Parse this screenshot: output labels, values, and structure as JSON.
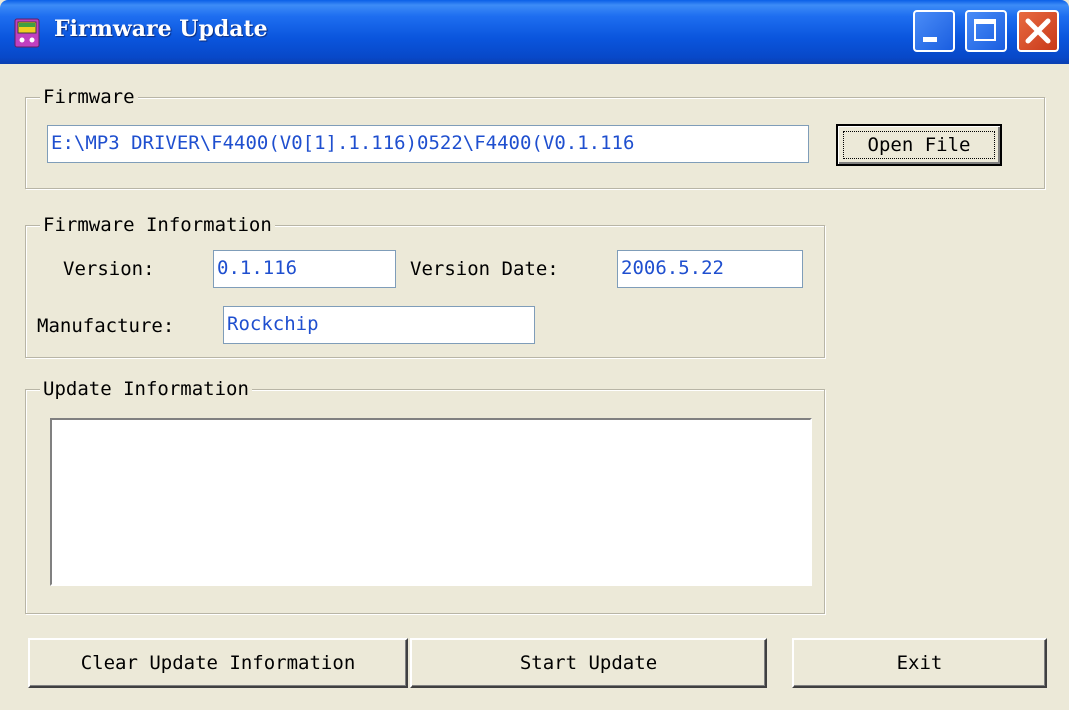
{
  "window": {
    "title": "Firmware Update",
    "icon": "mp3-player-icon"
  },
  "title_buttons": {
    "minimize": "minimize-icon",
    "maximize": "maximize-icon",
    "close": "close-icon"
  },
  "firmware_group": {
    "label": "Firmware",
    "path_value": "E:\\MP3 DRIVER\\F4400(V0[1].1.116)0522\\F4400(V0.1.116",
    "open_file_label": "Open File"
  },
  "info_group": {
    "label": "Firmware Information",
    "version_label": "Version:",
    "version_value": "0.1.116",
    "date_label": "Version Date:",
    "date_value": "2006.5.22",
    "manufacture_label": "Manufacture:",
    "manufacture_value": "Rockchip"
  },
  "update_group": {
    "label": "Update Information",
    "log_text": ""
  },
  "actions": {
    "clear_label": "Clear Update Information",
    "start_label": "Start Update",
    "exit_label": "Exit"
  },
  "colors": {
    "titlebar": "#0a55dd",
    "window_bg": "#ece9d8",
    "field_text": "#1f4fcf",
    "close_button": "#c8391a"
  }
}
****
With the pictures omitted, reproduce the records in full and exactly.

→ Task output:
Parse this screenshot: output labels, values, and structure as JSON.
{
  "window": {
    "title": "Firmware Update",
    "icon": "mp3-player-icon"
  },
  "title_buttons": {
    "minimize": "minimize-icon",
    "maximize": "maximize-icon",
    "close": "close-icon"
  },
  "firmware_group": {
    "label": "Firmware",
    "path_value": "E:\\MP3 DRIVER\\F4400(V0[1].1.116)0522\\F4400(V0.1.116",
    "open_file_label": "Open File"
  },
  "info_group": {
    "label": "Firmware Information",
    "version_label": "Version:",
    "version_value": "0.1.116",
    "date_label": "Version Date:",
    "date_value": "2006.5.22",
    "manufacture_label": "Manufacture:",
    "manufacture_value": "Rockchip"
  },
  "update_group": {
    "label": "Update Information",
    "log_text": ""
  },
  "actions": {
    "clear_label": "Clear Update Information",
    "start_label": "Start Update",
    "exit_label": "Exit"
  },
  "colors": {
    "titlebar": "#0a55dd",
    "window_bg": "#ece9d8",
    "field_text": "#1f4fcf",
    "close_button": "#c8391a"
  }
}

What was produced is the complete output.